Lines of data

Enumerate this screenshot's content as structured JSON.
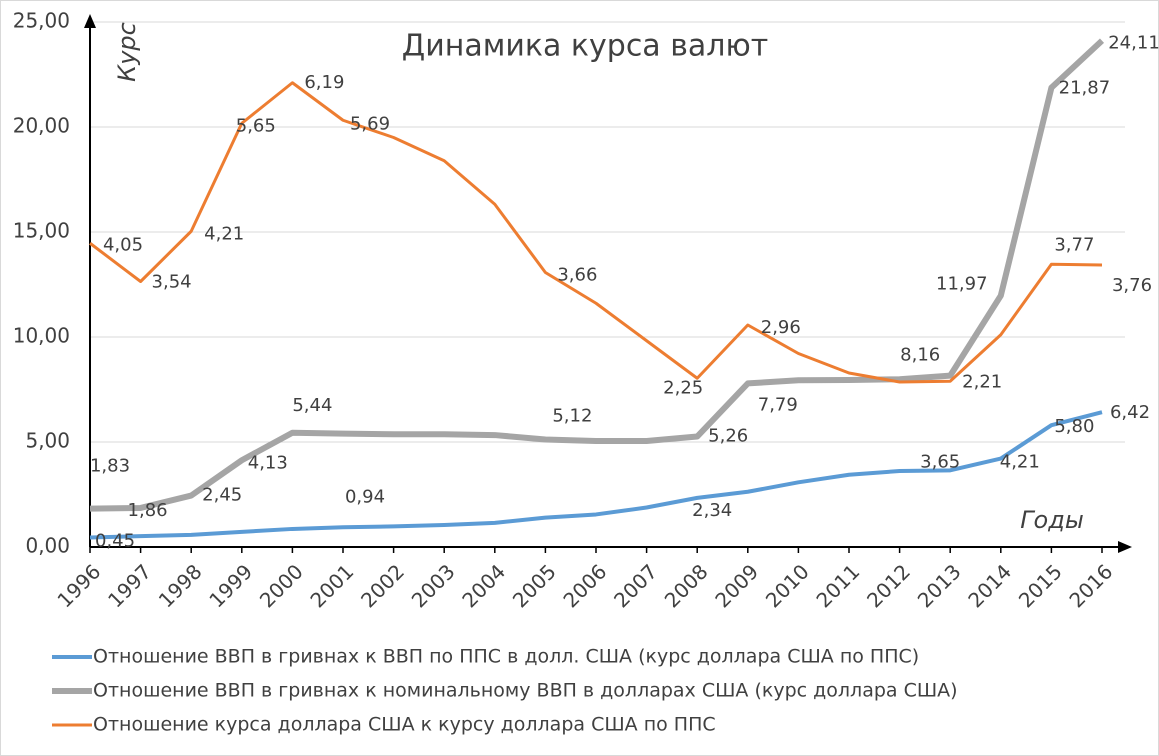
{
  "chart_data": {
    "type": "line",
    "title": "Динамика курса валют",
    "y_label": "Курс",
    "x_label": "Годы",
    "categories": [
      "1996",
      "1997",
      "1998",
      "1999",
      "2000",
      "2001",
      "2002",
      "2003",
      "2004",
      "2005",
      "2006",
      "2007",
      "2008",
      "2009",
      "2010",
      "2011",
      "2012",
      "2013",
      "2014",
      "2015",
      "2016"
    ],
    "ylim": [
      0,
      25
    ],
    "yticks": [
      {
        "value": 0,
        "label": "0,00"
      },
      {
        "value": 5,
        "label": "5,00"
      },
      {
        "value": 10,
        "label": "10,00"
      },
      {
        "value": 15,
        "label": "15,00"
      },
      {
        "value": 20,
        "label": "20,00"
      },
      {
        "value": 25,
        "label": "25,00"
      }
    ],
    "y2lim": [
      0,
      7
    ],
    "grid": true,
    "legend": "bottom",
    "series": [
      {
        "name": "Отношение ВВП в гривнах к номинальному ВВП в долларах США (курс доллара США)",
        "color": "#a5a5a5",
        "values": [
          1.83,
          1.86,
          2.45,
          4.13,
          5.44,
          5.4,
          5.37,
          5.37,
          5.33,
          5.12,
          5.05,
          5.05,
          5.26,
          7.79,
          7.94,
          7.95,
          7.99,
          8.16,
          11.97,
          21.87,
          24.11
        ],
        "value_labels": [
          "1,83",
          "1,86",
          "2,45",
          "4,13",
          "5,44",
          null,
          null,
          null,
          null,
          "5,12",
          null,
          null,
          "5,26",
          "7,79",
          null,
          null,
          null,
          "8,16",
          "11,97",
          "21,87",
          "24,11"
        ]
      },
      {
        "name": "Отношение ВВП в гривнах к ВВП по ППС в долл. США (курс доллара США по ППС)",
        "color": "#5b9bd5",
        "values": [
          0.45,
          0.52,
          0.58,
          0.72,
          0.86,
          0.94,
          0.98,
          1.05,
          1.15,
          1.4,
          1.55,
          1.88,
          2.34,
          2.63,
          3.08,
          3.44,
          3.62,
          3.65,
          4.21,
          5.8,
          6.42
        ],
        "value_labels": [
          "0,45",
          null,
          null,
          null,
          null,
          "0,94",
          null,
          null,
          null,
          null,
          null,
          null,
          "2,34",
          null,
          null,
          null,
          null,
          "3,65",
          "4,21",
          "5,80",
          "6,42"
        ]
      },
      {
        "name": "Отношение курса доллара США к курсу доллара США по ППС",
        "color": "#ed7d31",
        "axis": "y2",
        "values": [
          4.05,
          3.54,
          4.21,
          5.65,
          6.19,
          5.69,
          5.46,
          5.15,
          4.57,
          3.66,
          3.25,
          2.75,
          2.25,
          2.96,
          2.58,
          2.32,
          2.2,
          2.21,
          2.83,
          3.77,
          3.76
        ],
        "value_labels": [
          "4,05",
          "3,54",
          "4,21",
          "5,65",
          "6,19",
          "5,69",
          null,
          null,
          null,
          "3,66",
          null,
          null,
          "2,25",
          "2,96",
          null,
          null,
          null,
          "2,21",
          null,
          "3,77",
          "3,76"
        ]
      }
    ]
  }
}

**YOUR GOAL**
Any pictures should be dropped; transcribe the rest of the records above exactly.

**SOLUTION FOR THIS TASK**
Enumerate this screenshot's content as structured JSON.
{
  "chart_data": {
    "type": "line",
    "title": "Динамика курса валют",
    "y_label": "Курс",
    "x_label": "Годы",
    "categories": [
      "1996",
      "1997",
      "1998",
      "1999",
      "2000",
      "2001",
      "2002",
      "2003",
      "2004",
      "2005",
      "2006",
      "2007",
      "2008",
      "2009",
      "2010",
      "2011",
      "2012",
      "2013",
      "2014",
      "2015",
      "2016"
    ],
    "ylim": [
      0,
      25
    ],
    "yticks": [
      {
        "value": 0,
        "label": "0,00"
      },
      {
        "value": 5,
        "label": "5,00"
      },
      {
        "value": 10,
        "label": "10,00"
      },
      {
        "value": 15,
        "label": "15,00"
      },
      {
        "value": 20,
        "label": "20,00"
      },
      {
        "value": 25,
        "label": "25,00"
      }
    ],
    "y2lim": [
      0,
      7
    ],
    "grid": true,
    "legend": "bottom",
    "series": [
      {
        "name": "Отношение ВВП в гривнах к номинальному ВВП в долларах США (курс доллара США)",
        "color": "#a5a5a5",
        "values": [
          1.83,
          1.86,
          2.45,
          4.13,
          5.44,
          5.4,
          5.37,
          5.37,
          5.33,
          5.12,
          5.05,
          5.05,
          5.26,
          7.79,
          7.94,
          7.95,
          7.99,
          8.16,
          11.97,
          21.87,
          24.11
        ],
        "value_labels": [
          "1,83",
          "1,86",
          "2,45",
          "4,13",
          "5,44",
          null,
          null,
          null,
          null,
          "5,12",
          null,
          null,
          "5,26",
          "7,79",
          null,
          null,
          null,
          "8,16",
          "11,97",
          "21,87",
          "24,11"
        ]
      },
      {
        "name": "Отношение ВВП в гривнах к ВВП по ППС в долл. США (курс доллара США по ППС)",
        "color": "#5b9bd5",
        "values": [
          0.45,
          0.52,
          0.58,
          0.72,
          0.86,
          0.94,
          0.98,
          1.05,
          1.15,
          1.4,
          1.55,
          1.88,
          2.34,
          2.63,
          3.08,
          3.44,
          3.62,
          3.65,
          4.21,
          5.8,
          6.42
        ],
        "value_labels": [
          "0,45",
          null,
          null,
          null,
          null,
          "0,94",
          null,
          null,
          null,
          null,
          null,
          null,
          "2,34",
          null,
          null,
          null,
          null,
          "3,65",
          "4,21",
          "5,80",
          "6,42"
        ]
      },
      {
        "name": "Отношение курса доллара США к курсу доллара США по ППС",
        "color": "#ed7d31",
        "axis": "y2",
        "values": [
          4.05,
          3.54,
          4.21,
          5.65,
          6.19,
          5.69,
          5.46,
          5.15,
          4.57,
          3.66,
          3.25,
          2.75,
          2.25,
          2.96,
          2.58,
          2.32,
          2.2,
          2.21,
          2.83,
          3.77,
          3.76
        ],
        "value_labels": [
          "4,05",
          "3,54",
          "4,21",
          "5,65",
          "6,19",
          "5,69",
          null,
          null,
          null,
          "3,66",
          null,
          null,
          "2,25",
          "2,96",
          null,
          null,
          null,
          "2,21",
          null,
          "3,77",
          "3,76"
        ]
      }
    ]
  }
}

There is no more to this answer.